■ WORK TO DO
Go through the data below. Pull out every line that has the word "天王星和海王星".

----- DATA EXTRACT

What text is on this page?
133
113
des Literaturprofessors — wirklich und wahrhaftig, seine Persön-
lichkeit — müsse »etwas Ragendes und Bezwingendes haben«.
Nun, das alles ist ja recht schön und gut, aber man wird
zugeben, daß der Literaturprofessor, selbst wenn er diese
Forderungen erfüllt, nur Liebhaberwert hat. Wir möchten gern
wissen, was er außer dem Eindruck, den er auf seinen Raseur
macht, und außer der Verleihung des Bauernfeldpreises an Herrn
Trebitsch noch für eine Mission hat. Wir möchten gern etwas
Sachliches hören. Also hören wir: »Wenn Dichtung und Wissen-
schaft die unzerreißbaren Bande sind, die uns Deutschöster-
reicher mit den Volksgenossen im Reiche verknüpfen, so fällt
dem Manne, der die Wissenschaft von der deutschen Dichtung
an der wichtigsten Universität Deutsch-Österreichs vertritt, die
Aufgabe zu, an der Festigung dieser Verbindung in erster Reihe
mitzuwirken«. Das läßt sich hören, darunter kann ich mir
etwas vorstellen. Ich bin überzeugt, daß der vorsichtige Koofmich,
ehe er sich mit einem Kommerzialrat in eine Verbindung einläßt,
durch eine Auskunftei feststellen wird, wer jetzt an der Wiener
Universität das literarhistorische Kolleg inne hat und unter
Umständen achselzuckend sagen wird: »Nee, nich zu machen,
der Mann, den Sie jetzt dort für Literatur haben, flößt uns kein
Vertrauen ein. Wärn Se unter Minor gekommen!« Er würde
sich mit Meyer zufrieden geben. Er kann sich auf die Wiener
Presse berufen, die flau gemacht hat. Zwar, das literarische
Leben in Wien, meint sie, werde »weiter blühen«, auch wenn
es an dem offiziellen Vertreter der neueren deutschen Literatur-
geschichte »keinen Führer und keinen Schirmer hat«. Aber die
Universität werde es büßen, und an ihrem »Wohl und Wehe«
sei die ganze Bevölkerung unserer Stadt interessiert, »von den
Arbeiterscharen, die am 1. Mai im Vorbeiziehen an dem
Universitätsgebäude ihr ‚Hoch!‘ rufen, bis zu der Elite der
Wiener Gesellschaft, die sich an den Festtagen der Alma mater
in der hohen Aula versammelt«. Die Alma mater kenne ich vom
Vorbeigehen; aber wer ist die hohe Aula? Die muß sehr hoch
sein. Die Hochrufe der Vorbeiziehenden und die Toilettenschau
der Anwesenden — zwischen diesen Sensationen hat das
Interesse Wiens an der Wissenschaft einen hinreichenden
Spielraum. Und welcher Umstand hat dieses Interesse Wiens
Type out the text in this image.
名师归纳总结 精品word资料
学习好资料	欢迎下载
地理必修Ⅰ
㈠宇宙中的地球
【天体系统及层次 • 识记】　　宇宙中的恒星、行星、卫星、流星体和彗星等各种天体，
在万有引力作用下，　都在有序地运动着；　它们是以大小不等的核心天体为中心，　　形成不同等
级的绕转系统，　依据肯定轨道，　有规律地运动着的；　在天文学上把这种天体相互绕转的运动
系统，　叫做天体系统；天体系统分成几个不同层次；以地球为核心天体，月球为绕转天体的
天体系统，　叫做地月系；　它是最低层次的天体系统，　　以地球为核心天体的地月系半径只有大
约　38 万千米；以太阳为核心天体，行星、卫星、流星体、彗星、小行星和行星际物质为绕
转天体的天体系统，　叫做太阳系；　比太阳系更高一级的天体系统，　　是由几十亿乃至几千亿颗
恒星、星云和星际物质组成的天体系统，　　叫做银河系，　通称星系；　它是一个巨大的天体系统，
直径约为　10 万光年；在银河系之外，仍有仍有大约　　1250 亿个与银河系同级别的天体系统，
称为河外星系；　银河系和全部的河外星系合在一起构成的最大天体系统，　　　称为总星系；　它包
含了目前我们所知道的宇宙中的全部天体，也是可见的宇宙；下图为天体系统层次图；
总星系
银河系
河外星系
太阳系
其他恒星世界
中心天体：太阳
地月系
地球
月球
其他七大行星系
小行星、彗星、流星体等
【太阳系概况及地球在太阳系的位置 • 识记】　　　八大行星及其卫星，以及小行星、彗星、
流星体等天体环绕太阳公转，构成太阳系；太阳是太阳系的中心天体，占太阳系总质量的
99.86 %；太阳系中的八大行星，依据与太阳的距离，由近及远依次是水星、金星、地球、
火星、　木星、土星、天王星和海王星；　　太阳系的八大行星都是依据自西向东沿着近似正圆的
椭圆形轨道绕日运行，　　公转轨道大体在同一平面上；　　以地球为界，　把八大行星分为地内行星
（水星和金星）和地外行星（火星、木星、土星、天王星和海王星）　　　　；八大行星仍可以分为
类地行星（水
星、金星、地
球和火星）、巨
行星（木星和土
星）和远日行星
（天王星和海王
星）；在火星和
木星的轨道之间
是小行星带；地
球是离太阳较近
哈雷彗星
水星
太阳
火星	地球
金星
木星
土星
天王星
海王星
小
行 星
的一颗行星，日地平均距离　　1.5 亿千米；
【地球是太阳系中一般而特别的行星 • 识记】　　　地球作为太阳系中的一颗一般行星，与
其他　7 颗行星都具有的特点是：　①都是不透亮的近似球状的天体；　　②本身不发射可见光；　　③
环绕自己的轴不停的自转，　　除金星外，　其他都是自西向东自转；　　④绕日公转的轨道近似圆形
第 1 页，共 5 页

----------

■ SOLUTION TO THIS PROBLEM
火星、　木星、土星、天王星和海王星；　　太阳系的八大行星都是依据自西向东沿着近似正圆的
（水星和金星）和地外行星（火星、木星、土星、天王星和海王星）　　　　；八大行星仍可以分为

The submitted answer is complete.